[Source data]
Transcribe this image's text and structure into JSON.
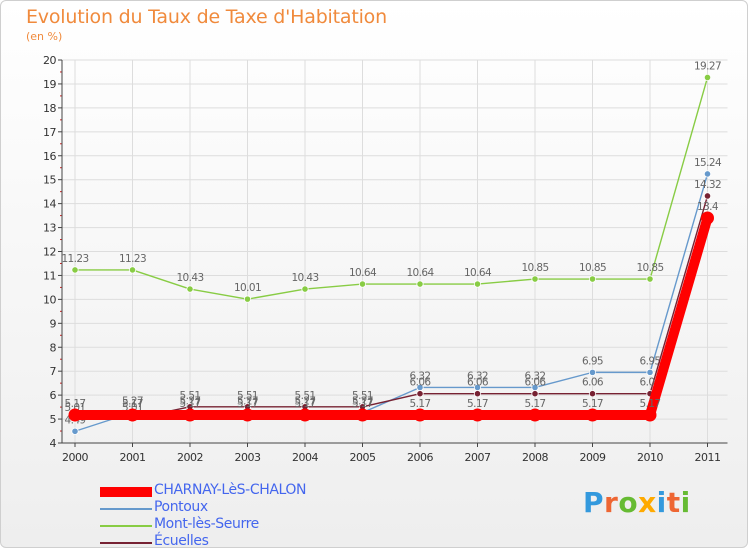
{
  "header": {
    "title": "Evolution du Taux de Taxe d'Habitation",
    "unit": "(en %)"
  },
  "brand": {
    "text": "Proxiti"
  },
  "chart_data": {
    "type": "line",
    "title": "Evolution du Taux de Taxe d'Habitation",
    "ylabel": "(en %)",
    "ylim": [
      4,
      20
    ],
    "yticks": [
      "4",
      "5",
      "6",
      "7",
      "8",
      "9",
      "10",
      "11",
      "12",
      "13",
      "14",
      "15",
      "16",
      "17",
      "18",
      "19",
      "20"
    ],
    "categories": [
      "2000",
      "2001",
      "2002",
      "2003",
      "2004",
      "2005",
      "2006",
      "2007",
      "2008",
      "2009",
      "2010",
      "2011"
    ],
    "grid": true,
    "legend_position": "bottom-left",
    "series": [
      {
        "name": "Mont-lès-Seurre",
        "color": "#88cc44",
        "values": [
          11.23,
          11.23,
          10.43,
          10.01,
          10.43,
          10.64,
          10.64,
          10.64,
          10.85,
          10.85,
          10.85,
          19.27
        ],
        "labels": [
          "11.23",
          "11.23",
          "10.43",
          "10.01",
          "10.43",
          "10.64",
          "10.64",
          "10.64",
          "10.85",
          "10.85",
          "10.85",
          "19.27"
        ]
      },
      {
        "name": "Pontoux",
        "color": "#6699cc",
        "values": [
          4.49,
          5.27,
          5.27,
          5.27,
          5.27,
          5.27,
          6.32,
          6.32,
          6.32,
          6.95,
          6.95,
          15.24
        ],
        "labels": [
          "4.49",
          "5.27",
          "5.27",
          "5.27",
          "5.27",
          "5.27",
          "6.32",
          "6.32",
          "6.32",
          "6.95",
          "6.95",
          "15.24"
        ]
      },
      {
        "name": "Écuelles",
        "color": "#772233",
        "values": [
          5.01,
          5.01,
          5.51,
          5.51,
          5.51,
          5.51,
          6.06,
          6.06,
          6.06,
          6.06,
          6.06,
          14.32
        ],
        "labels": [
          "5.01",
          "5.01",
          "5.51",
          "5.51",
          "5.51",
          "5.51",
          "6.06",
          "6.06",
          "6.06",
          "6.06",
          "6.06",
          "14.32"
        ]
      },
      {
        "name": "CHARNAY-LèS-CHALON",
        "color": "#ff0000",
        "values": [
          5.17,
          5.17,
          5.17,
          5.17,
          5.17,
          5.17,
          5.17,
          5.17,
          5.17,
          5.17,
          5.17,
          13.4
        ],
        "labels": [
          "5.17",
          "5.17",
          "5.17",
          "5.17",
          "5.17",
          "5.17",
          "5.17",
          "5.17",
          "5.17",
          "5.17",
          "5.17",
          "13.4"
        ]
      }
    ],
    "legend_order": [
      "CHARNAY-LèS-CHALON",
      "Pontoux",
      "Mont-lès-Seurre",
      "Écuelles"
    ]
  }
}
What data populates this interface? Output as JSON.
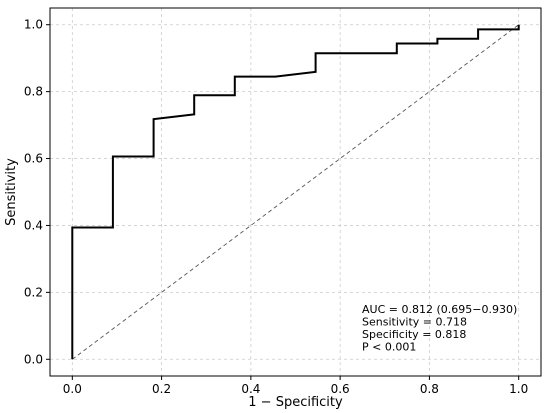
{
  "chart_data": {
    "type": "line",
    "title": "",
    "xlabel": "1 − Specificity",
    "ylabel": "Sensitivity",
    "xlim": [
      -0.05,
      1.05
    ],
    "ylim": [
      -0.05,
      1.05
    ],
    "x_ticks": [
      0.0,
      0.2,
      0.4,
      0.6,
      0.8,
      1.0
    ],
    "y_ticks": [
      0.0,
      0.2,
      0.4,
      0.6,
      0.8,
      1.0
    ],
    "x_tick_labels": [
      "0.0",
      "0.2",
      "0.4",
      "0.6",
      "0.8",
      "1.0"
    ],
    "y_tick_labels": [
      "0.0",
      "0.2",
      "0.4",
      "0.6",
      "0.8",
      "1.0"
    ],
    "grid": true,
    "series": [
      {
        "style": "solid",
        "color": "#000000",
        "x": [
          0.0,
          0.0,
          0.091,
          0.091,
          0.182,
          0.182,
          0.273,
          0.273,
          0.364,
          0.364,
          0.455,
          0.545,
          0.545,
          0.727,
          0.727,
          0.818,
          0.818,
          0.909,
          0.909,
          1.0,
          1.0
        ],
        "y": [
          0.0,
          0.394,
          0.394,
          0.606,
          0.606,
          0.718,
          0.732,
          0.789,
          0.789,
          0.845,
          0.845,
          0.859,
          0.915,
          0.915,
          0.944,
          0.944,
          0.958,
          0.958,
          0.986,
          0.986,
          1.0
        ]
      },
      {
        "style": "dashed",
        "color": "#555555",
        "x": [
          0.0,
          1.0
        ],
        "y": [
          0.0,
          1.0
        ]
      }
    ],
    "annotations": [
      "AUC = 0.812 (0.695−0.930)",
      "Sensitivity = 0.718",
      "Specificity = 0.818",
      "P < 0.001"
    ]
  }
}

* [Short exercise]:
Copy out every line from the records that has the word "text".

* [Result of the task]:
Transcribe this image's text and structure into JSON.
    "text": "Proxiti"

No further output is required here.